Read through the data and report every line in which the word "GALERIE" occurs.
— BEGIN Task input —
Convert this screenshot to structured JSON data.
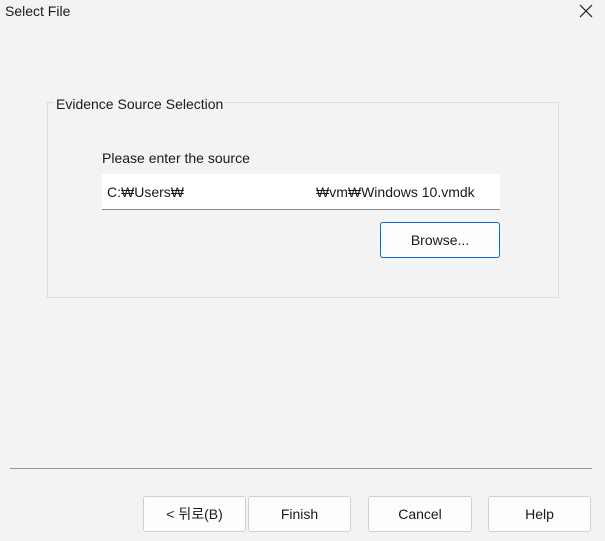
{
  "window": {
    "title": "Select File",
    "close_icon": "close-icon"
  },
  "group": {
    "legend": "Evidence Source Selection",
    "source_label": "Please enter the source",
    "path_head": "C:₩Users₩",
    "path_tail": "₩vm₩Windows 10.vmdk",
    "browse_label": "Browse..."
  },
  "footer": {
    "back_label": "< 뒤로(B)",
    "finish_label": "Finish",
    "cancel_label": "Cancel",
    "help_label": "Help"
  }
}
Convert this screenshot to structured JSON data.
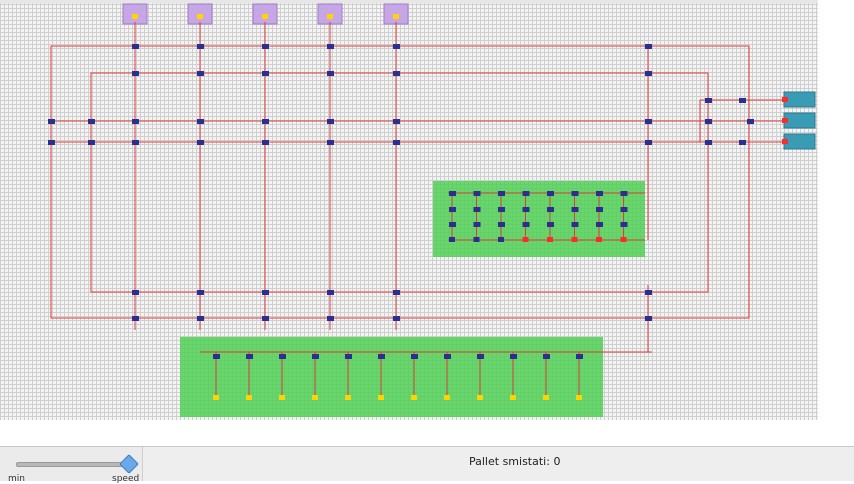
{
  "status": {
    "label": "Pallet smistati:",
    "count": "0"
  },
  "speed_slider": {
    "min_label": "min",
    "max_label": "speed",
    "value_percent": 95
  },
  "colors": {
    "track": "#e03a3a",
    "zone_green": "#4fcf55",
    "input_bay": "#c7a6e6",
    "output_bay": "#3a9bb4",
    "node": "#2b2f8f",
    "marker": "#ffd400",
    "alert": "#ff2a2a"
  }
}
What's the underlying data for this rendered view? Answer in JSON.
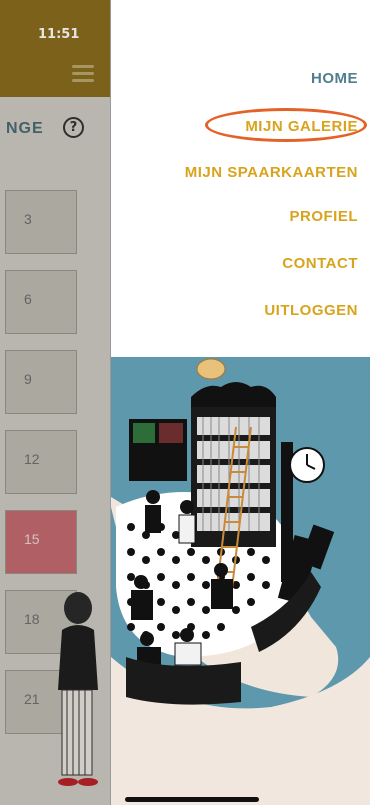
{
  "status_bar": {
    "time": "11:51"
  },
  "background_page": {
    "title_fragment": "NGE",
    "help_symbol": "?",
    "cards": [
      "3",
      "6",
      "9",
      "12",
      "15",
      "18",
      "21"
    ],
    "highlighted_card": "15"
  },
  "menu": {
    "items": [
      {
        "label": "HOME"
      },
      {
        "label": "MIJN GALERIE"
      },
      {
        "label": "MIJN SPAARKAARTEN"
      },
      {
        "label": "PROFIEL"
      },
      {
        "label": "CONTACT"
      },
      {
        "label": "UITLOGGEN"
      }
    ],
    "circled_item": "MIJN GALERIE"
  },
  "colors": {
    "menu_active": "#4f7f8f",
    "menu_item": "#d9a41d",
    "annotation_circle": "#e46127",
    "illustration_bg": "#5e98ad",
    "header_bg": "#8a6d1c"
  }
}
— END Task input —
In response ->
        "label": "MIJN GALERIE"
    "circled_item": "MIJN GALERIE"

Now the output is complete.